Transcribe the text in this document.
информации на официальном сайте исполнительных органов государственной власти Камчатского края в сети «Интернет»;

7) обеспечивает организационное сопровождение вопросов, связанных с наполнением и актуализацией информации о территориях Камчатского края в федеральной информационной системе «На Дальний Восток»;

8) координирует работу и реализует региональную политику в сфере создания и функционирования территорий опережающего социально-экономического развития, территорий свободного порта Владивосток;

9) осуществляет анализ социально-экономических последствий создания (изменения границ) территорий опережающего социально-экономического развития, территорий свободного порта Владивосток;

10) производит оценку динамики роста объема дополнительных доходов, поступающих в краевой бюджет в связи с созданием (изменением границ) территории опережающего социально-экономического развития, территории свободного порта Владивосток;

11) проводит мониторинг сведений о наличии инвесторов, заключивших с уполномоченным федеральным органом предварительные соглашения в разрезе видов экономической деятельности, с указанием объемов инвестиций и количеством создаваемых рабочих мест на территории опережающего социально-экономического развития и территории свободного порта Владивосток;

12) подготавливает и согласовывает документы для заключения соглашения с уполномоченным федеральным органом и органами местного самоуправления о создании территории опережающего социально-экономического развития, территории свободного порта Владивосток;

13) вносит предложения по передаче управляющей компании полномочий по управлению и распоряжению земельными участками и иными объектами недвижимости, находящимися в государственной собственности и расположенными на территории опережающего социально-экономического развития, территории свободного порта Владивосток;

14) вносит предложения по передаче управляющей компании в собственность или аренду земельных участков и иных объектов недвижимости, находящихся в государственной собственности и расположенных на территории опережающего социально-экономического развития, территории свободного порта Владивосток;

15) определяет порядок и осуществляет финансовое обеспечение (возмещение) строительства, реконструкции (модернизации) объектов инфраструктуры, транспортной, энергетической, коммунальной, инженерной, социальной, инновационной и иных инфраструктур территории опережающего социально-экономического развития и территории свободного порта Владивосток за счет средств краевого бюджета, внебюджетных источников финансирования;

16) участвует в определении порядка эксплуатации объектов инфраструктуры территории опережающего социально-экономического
____
Exercise requirements:
In the listing above, find the lines holding the word "органом" and copy them.

Full response:
11) проводит мониторинг сведений о наличии инвесторов, заключивших с уполномоченным федеральным органом предварительные соглашения в разрезе видов экономической деятельности, с указанием объемов инвестиций и количеством создаваемых рабочих мест на территории опережающего социально-экономического развития и территории свободного порта Владивосток;
12) подготавливает и согласовывает документы для заключения соглашения с уполномоченным федеральным органом и органами местного самоуправления о создании территории опережающего социально-экономического развития, территории свободного порта Владивосток;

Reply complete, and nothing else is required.